> _Given task_:
Look through the listing and locate every line containing the word "quam"; copy those lines.

> _Extracted material_:
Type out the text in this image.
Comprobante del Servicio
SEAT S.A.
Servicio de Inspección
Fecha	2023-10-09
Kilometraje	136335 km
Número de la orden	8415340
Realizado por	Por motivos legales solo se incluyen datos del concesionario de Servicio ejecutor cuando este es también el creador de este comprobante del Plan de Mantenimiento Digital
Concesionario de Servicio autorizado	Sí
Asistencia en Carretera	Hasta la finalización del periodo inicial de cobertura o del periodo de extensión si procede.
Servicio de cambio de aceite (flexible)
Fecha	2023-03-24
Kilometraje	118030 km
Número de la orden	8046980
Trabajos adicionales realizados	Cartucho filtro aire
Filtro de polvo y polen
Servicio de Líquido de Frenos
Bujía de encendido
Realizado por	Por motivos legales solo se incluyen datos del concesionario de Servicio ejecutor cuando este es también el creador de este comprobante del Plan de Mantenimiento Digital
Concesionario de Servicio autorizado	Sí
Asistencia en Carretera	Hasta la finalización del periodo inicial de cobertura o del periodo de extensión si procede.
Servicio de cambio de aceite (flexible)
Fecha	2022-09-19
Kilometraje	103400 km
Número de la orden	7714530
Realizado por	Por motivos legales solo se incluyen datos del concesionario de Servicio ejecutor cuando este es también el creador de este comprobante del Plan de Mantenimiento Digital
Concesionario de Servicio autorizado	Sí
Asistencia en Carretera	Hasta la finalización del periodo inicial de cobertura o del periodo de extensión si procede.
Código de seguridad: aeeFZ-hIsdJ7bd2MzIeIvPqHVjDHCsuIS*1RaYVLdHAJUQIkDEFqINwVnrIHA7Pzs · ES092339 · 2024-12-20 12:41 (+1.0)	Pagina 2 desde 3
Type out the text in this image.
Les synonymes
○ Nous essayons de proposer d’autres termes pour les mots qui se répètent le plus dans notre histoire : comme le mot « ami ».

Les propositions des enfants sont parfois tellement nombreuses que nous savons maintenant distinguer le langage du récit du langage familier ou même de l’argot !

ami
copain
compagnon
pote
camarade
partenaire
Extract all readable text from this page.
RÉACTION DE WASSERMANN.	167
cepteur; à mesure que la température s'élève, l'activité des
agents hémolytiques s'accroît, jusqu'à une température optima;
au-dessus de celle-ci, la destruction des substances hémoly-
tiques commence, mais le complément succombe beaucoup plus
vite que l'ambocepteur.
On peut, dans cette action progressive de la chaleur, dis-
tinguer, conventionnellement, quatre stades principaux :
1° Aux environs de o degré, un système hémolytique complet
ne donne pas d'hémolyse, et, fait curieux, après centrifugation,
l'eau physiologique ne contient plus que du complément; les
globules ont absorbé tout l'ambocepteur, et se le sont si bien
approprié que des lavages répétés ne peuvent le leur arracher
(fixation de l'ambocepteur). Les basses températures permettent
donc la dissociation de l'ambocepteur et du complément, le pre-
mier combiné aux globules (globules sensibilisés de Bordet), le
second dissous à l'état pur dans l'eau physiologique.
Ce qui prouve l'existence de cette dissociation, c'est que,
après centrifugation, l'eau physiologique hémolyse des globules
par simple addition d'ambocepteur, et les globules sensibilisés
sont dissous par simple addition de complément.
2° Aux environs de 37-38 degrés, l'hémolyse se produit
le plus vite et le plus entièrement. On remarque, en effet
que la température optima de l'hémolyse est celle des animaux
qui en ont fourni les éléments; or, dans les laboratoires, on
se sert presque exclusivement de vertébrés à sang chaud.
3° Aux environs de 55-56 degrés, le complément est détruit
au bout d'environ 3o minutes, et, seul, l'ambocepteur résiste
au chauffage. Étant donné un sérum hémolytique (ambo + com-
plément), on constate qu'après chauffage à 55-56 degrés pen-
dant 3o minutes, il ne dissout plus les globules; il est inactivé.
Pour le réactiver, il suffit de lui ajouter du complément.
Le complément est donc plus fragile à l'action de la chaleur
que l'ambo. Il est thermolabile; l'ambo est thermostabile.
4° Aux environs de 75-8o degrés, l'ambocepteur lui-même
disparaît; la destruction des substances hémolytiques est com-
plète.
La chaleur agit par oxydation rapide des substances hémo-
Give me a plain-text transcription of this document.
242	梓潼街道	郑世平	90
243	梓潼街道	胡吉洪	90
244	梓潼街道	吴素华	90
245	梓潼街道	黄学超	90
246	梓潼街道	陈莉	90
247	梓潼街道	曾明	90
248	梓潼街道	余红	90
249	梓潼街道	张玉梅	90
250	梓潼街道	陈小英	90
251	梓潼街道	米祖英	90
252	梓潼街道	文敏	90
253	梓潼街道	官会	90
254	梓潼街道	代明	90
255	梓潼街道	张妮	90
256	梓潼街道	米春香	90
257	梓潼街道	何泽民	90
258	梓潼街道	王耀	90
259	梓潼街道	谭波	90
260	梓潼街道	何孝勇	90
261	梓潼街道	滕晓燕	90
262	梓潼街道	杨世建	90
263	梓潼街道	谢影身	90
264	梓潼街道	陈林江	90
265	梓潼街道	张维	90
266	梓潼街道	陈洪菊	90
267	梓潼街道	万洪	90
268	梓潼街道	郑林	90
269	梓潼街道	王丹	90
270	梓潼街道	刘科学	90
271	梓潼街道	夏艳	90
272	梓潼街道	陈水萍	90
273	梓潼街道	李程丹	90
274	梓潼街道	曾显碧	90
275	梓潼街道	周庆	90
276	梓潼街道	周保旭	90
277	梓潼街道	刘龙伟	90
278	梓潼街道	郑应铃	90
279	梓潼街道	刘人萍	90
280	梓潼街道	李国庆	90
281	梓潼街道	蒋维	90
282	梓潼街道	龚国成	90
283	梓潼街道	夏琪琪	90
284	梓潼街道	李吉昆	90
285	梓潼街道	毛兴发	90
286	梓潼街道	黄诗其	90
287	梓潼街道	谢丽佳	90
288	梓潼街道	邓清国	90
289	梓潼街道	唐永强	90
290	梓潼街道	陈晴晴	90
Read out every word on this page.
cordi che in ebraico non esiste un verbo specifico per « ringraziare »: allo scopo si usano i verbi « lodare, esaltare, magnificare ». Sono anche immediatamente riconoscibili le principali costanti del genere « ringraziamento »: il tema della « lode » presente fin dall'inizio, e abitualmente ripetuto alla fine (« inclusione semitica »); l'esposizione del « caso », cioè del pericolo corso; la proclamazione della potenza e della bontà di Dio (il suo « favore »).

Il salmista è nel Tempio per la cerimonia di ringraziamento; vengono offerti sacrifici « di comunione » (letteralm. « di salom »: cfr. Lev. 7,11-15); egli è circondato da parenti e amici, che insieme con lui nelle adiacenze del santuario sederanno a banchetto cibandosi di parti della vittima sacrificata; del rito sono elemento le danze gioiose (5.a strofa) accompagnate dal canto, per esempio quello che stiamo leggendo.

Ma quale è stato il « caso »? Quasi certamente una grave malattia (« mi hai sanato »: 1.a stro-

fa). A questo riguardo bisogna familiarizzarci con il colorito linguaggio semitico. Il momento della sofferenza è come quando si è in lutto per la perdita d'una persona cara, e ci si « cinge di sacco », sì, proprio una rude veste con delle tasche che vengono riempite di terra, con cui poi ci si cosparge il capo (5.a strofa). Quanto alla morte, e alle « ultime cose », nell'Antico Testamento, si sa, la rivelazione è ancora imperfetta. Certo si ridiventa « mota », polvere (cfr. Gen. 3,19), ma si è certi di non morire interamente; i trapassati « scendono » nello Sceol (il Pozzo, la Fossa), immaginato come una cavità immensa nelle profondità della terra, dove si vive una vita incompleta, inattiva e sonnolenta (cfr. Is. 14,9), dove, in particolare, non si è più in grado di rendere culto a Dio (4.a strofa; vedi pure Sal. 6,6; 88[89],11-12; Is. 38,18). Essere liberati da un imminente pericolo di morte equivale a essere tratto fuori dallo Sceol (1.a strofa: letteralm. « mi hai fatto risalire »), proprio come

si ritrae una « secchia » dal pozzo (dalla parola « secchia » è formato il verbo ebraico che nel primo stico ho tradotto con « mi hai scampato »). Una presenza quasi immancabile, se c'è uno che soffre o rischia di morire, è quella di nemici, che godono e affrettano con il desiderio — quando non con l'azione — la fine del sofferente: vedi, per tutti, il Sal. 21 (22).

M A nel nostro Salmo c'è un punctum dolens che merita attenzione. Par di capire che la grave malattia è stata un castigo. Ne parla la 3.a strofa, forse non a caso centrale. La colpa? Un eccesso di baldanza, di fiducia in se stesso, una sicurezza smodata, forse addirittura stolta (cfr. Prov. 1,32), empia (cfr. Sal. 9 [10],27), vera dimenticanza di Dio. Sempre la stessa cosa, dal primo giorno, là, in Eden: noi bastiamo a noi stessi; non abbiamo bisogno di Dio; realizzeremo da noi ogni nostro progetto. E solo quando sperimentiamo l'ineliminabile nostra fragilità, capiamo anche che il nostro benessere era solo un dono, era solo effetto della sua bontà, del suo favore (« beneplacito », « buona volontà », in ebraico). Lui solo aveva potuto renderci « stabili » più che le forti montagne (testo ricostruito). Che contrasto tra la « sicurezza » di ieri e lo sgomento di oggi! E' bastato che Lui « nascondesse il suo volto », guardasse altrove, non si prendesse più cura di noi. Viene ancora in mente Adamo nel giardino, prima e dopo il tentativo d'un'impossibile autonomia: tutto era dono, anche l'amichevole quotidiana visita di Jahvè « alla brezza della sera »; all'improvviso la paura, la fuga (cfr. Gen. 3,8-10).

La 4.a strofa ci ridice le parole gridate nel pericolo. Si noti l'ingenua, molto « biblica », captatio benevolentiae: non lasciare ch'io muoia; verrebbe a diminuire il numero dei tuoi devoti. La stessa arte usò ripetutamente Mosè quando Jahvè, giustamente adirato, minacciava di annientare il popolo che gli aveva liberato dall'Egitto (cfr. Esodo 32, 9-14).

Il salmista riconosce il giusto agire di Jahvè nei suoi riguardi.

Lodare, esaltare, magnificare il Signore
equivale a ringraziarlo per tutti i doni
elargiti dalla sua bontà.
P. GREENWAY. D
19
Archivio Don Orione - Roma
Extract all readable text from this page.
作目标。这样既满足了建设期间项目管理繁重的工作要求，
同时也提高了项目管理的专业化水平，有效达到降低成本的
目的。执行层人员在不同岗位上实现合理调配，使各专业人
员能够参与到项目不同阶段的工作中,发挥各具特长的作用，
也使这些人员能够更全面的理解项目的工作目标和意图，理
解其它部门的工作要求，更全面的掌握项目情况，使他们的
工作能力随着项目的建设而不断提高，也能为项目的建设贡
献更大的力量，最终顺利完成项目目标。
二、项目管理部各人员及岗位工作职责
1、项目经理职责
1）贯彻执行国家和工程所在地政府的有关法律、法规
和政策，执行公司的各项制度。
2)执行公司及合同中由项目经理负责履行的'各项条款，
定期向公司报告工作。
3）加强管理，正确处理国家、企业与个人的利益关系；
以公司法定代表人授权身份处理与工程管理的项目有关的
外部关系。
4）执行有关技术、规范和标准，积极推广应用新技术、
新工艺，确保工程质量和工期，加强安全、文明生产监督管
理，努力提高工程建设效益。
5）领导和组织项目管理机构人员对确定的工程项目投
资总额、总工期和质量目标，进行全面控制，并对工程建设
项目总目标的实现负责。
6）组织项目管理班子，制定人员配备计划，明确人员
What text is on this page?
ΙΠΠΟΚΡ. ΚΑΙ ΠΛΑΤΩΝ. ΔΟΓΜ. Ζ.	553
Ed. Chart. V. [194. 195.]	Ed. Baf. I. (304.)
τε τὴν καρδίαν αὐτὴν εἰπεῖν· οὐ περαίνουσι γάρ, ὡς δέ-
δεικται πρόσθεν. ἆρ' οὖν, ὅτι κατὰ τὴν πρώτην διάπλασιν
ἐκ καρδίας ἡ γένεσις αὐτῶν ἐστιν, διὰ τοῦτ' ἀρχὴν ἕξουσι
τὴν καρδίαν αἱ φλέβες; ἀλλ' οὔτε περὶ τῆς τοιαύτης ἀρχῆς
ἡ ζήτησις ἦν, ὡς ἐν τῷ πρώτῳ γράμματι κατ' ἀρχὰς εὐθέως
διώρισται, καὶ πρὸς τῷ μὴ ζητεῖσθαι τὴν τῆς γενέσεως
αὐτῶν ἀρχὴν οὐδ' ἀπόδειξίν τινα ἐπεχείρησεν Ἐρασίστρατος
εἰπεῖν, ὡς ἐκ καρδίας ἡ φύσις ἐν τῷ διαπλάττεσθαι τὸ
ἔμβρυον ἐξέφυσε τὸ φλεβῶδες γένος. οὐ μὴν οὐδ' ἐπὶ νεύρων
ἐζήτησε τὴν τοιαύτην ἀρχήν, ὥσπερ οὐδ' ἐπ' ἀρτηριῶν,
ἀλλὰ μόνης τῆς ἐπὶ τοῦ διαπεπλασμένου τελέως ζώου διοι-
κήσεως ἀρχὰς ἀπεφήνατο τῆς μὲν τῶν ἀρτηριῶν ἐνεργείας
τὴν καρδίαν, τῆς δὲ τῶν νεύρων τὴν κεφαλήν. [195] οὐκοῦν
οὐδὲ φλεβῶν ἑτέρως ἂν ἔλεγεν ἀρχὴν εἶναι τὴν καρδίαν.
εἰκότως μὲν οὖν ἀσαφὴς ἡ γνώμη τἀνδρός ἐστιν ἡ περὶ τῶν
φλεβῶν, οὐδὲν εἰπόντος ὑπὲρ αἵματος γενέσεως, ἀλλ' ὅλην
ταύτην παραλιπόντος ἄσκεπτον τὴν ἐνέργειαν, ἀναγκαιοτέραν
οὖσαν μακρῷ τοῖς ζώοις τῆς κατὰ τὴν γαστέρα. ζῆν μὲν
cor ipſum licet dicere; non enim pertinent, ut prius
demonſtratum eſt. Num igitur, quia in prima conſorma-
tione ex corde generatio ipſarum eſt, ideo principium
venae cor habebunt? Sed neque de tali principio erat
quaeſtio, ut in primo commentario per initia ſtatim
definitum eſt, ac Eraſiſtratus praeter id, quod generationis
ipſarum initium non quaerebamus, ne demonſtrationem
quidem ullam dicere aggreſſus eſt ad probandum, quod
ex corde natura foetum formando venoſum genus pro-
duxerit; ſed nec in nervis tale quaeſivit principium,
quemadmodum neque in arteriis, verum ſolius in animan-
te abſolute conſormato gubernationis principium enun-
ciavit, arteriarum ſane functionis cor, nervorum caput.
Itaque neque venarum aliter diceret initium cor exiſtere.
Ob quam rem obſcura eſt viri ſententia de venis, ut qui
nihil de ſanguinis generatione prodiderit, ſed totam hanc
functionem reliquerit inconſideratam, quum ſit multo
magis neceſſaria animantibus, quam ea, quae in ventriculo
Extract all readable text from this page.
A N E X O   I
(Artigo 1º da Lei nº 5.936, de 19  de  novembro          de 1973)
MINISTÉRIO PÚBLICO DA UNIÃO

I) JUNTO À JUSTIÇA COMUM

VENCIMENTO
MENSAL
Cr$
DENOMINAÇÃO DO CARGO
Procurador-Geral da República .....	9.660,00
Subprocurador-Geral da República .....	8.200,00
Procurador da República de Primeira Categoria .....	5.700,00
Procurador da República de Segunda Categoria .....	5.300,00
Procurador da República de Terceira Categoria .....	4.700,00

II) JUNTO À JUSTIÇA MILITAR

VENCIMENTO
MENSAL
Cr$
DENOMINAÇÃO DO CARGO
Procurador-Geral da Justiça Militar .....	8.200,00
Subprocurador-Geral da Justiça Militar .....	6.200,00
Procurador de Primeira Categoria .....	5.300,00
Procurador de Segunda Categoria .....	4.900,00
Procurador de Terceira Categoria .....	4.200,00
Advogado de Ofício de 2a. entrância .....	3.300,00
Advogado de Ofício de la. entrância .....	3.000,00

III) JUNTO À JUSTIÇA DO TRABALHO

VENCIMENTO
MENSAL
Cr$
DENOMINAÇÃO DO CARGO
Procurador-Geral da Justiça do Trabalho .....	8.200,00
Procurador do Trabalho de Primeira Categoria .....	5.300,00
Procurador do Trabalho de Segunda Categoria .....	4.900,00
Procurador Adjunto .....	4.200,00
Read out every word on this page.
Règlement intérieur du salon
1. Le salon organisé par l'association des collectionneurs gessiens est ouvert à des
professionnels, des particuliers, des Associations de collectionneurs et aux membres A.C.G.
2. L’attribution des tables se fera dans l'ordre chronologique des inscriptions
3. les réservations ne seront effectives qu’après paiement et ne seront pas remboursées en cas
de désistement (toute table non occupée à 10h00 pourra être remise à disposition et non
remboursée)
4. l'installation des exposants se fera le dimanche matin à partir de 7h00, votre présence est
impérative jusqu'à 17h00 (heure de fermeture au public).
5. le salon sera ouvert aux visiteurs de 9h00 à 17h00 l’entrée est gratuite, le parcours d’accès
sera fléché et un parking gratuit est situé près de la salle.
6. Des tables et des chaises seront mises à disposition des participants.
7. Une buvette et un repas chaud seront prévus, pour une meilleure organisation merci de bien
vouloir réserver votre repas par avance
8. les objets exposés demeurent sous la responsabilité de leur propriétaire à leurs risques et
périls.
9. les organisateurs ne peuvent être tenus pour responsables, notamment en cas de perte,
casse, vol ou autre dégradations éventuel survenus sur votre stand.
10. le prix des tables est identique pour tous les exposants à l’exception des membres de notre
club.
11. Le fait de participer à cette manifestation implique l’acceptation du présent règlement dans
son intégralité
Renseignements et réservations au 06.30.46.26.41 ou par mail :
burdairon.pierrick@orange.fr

> _Result_:
Ob quam rem obſcura eſt viri ſententia de venis, ut qui
magis neceſſaria animantibus, quam ea, quae in ventriculo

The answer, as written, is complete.